→ What is required: Each line of the listing must be transcribed exactly, except for the images, which should be excluded.

Collected data entries:
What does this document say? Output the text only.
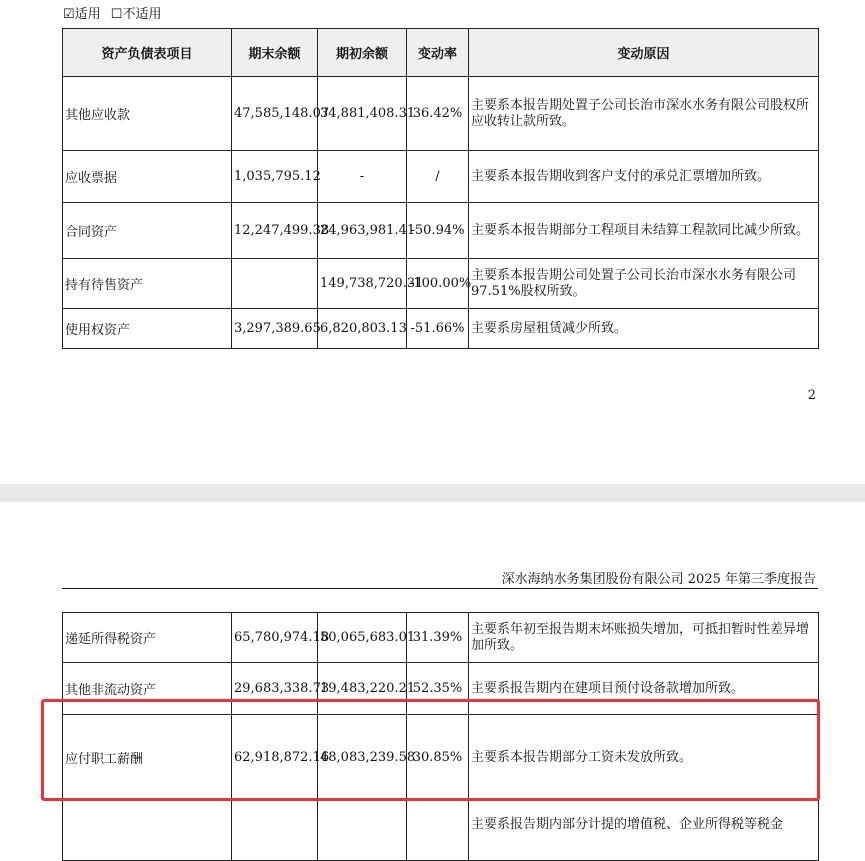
☑适用 ☐不适用
资产负债表项目	期末余额	期初余额	变动率	变动原因
其他应收款	47,585,148.07	34,881,408.31	36.42%	主要系本报告期处置子公司长治市深水水务有限公司股权所应收转让款所致。
应收票据	1,035,795.12	-	/	主要系本报告期收到客户支付的承兑汇票增加所致。
合同资产	12,247,499.38	24,963,981.41	-50.94%	主要系本报告期部分工程项目未结算工程款同比减少所致。
持有待售资产		149,738,720.31	-100.00%	主要系本报告期公司处置子公司长治市深水水务有限公司 97.51%股权所致。
使用权资产	3,297,389.65	6,820,803.13	-51.66%	主要系房屋租赁减少所致。
2
深水海纳水务集团股份有限公司 2025 年第三季度报告
递延所得税资产	65,780,974.18	50,065,683.01	31.39%	主要系年初至报告期末坏账损失增加，可抵扣暂时性差异增加所致。
其他非流动资产	29,683,338.73	19,483,220.21	52.35%	主要系报告期内在建项目预付设备款增加所致。
应付职工薪酬	62,918,872.16	48,083,239.58	30.85%	主要系本报告期部分工资未发放所致。
				主要系报告期内部分计提的增值税、企业所得税等税金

→ Solution to this problem:
What does this document say? Output the text only.
☑适用 ☐不适用
资产负债表项目	期末余额	期初余额	变动率	变动原因
其他应收款	47,585,148.07	34,881,408.31	36.42%	主要系本报告期处置子公司长治市深水水务有限公司股权所应收转让款所致。
应收票据	1,035,795.12	-	/	主要系本报告期收到客户支付的承兑汇票增加所致。
合同资产	12,247,499.38	24,963,981.41	-50.94%	主要系本报告期部分工程项目未结算工程款同比减少所致。
持有待售资产		149,738,720.31	-100.00%	主要系本报告期公司处置子公司长治市深水水务有限公司 97.51%股权所致。
使用权资产	3,297,389.65	6,820,803.13	-51.66%	主要系房屋租赁减少所致。
2
深水海纳水务集团股份有限公司 2025 年第三季度报告
递延所得税资产	65,780,974.18	50,065,683.01	31.39%	主要系年初至报告期末坏账损失增加，可抵扣暂时性差异增加所致。
其他非流动资产	29,683,338.73	19,483,220.21	52.35%	主要系报告期内在建项目预付设备款增加所致。
应付职工薪酬	62,918,872.16	48,083,239.58	30.85%	主要系本报告期部分工资未发放所致。
				主要系报告期内部分计提的增值税、企业所得税等税金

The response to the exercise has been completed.